__WORK TO COMPLETE__.
Extract each line from the entries below that has the string "единицу" in it.
***
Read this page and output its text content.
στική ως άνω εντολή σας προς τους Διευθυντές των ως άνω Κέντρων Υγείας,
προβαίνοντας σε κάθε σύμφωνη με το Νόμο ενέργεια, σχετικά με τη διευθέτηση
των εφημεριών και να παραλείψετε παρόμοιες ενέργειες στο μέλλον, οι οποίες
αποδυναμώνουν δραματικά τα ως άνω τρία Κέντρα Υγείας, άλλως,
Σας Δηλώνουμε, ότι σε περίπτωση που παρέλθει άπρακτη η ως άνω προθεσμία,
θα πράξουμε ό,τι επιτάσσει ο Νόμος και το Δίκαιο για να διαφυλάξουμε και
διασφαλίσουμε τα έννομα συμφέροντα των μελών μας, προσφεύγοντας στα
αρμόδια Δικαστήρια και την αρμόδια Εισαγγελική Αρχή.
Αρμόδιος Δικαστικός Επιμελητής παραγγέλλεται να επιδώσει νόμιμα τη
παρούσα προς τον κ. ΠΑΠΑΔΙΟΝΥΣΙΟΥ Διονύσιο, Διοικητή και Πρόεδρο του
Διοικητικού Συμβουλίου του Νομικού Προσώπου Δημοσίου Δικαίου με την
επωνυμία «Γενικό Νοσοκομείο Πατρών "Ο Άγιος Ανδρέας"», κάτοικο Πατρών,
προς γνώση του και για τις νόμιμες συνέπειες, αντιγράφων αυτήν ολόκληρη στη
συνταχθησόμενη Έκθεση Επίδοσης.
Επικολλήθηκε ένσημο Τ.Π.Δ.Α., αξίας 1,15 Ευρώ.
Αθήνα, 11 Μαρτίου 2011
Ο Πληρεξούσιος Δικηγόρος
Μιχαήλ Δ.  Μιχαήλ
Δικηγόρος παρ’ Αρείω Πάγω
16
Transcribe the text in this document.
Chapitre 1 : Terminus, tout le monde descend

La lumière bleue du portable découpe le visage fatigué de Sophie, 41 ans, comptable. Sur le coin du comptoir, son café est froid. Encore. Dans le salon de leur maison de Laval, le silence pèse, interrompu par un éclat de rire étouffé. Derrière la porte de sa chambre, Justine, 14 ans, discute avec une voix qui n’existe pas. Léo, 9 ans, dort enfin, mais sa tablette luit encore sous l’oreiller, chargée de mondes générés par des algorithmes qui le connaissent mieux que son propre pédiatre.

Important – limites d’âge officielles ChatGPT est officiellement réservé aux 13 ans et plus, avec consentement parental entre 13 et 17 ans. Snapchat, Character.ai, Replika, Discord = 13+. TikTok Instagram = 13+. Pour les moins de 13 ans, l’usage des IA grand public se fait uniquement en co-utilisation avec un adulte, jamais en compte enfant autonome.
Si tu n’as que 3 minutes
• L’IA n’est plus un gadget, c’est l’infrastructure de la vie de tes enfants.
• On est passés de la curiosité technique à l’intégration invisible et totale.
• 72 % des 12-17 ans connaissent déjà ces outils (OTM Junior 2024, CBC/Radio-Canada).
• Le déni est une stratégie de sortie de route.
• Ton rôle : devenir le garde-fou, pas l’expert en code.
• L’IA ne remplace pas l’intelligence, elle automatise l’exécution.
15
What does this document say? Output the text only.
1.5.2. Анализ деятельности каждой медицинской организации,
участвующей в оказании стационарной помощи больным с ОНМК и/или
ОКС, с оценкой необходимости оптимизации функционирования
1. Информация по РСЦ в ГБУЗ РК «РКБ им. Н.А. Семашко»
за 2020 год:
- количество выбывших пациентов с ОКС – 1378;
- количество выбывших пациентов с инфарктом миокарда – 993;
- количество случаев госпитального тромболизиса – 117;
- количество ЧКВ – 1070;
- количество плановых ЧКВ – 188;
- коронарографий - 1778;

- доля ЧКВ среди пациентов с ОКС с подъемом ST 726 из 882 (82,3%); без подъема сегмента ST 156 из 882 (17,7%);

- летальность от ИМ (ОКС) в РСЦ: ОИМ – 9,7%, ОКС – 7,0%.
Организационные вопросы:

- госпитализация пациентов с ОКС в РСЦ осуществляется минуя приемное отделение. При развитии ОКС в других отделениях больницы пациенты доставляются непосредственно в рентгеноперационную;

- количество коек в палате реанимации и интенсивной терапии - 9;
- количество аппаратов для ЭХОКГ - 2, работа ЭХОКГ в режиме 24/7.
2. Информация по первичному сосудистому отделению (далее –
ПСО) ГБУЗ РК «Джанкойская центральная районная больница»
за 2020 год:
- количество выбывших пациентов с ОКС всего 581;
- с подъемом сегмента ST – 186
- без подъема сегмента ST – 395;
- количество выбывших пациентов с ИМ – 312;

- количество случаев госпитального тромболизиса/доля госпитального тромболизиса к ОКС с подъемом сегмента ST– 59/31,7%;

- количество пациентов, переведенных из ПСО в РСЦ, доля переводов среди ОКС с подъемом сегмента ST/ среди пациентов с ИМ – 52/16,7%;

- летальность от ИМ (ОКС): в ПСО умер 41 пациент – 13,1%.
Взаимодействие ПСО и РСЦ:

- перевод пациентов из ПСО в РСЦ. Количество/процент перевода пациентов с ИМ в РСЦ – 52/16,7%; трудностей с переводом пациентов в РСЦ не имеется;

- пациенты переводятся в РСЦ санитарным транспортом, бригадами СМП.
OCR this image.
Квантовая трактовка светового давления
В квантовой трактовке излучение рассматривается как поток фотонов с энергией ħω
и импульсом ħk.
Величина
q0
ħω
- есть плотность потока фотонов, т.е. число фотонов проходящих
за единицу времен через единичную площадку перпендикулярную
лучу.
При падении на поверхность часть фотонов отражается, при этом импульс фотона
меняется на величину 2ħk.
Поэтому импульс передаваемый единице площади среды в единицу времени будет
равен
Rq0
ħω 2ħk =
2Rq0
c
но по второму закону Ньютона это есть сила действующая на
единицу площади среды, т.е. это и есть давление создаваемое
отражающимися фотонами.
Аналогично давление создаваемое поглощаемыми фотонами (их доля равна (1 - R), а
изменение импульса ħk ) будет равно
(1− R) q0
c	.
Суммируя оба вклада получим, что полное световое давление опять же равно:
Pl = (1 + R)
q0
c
***
__EXERCISE ANSWER__.
за единицу времен через единичную площадку перпендикулярную
Поэтому импульс передаваемый единице площади среды в единицу времени будет
единицу площади среды, т.е. это и есть давление создаваемое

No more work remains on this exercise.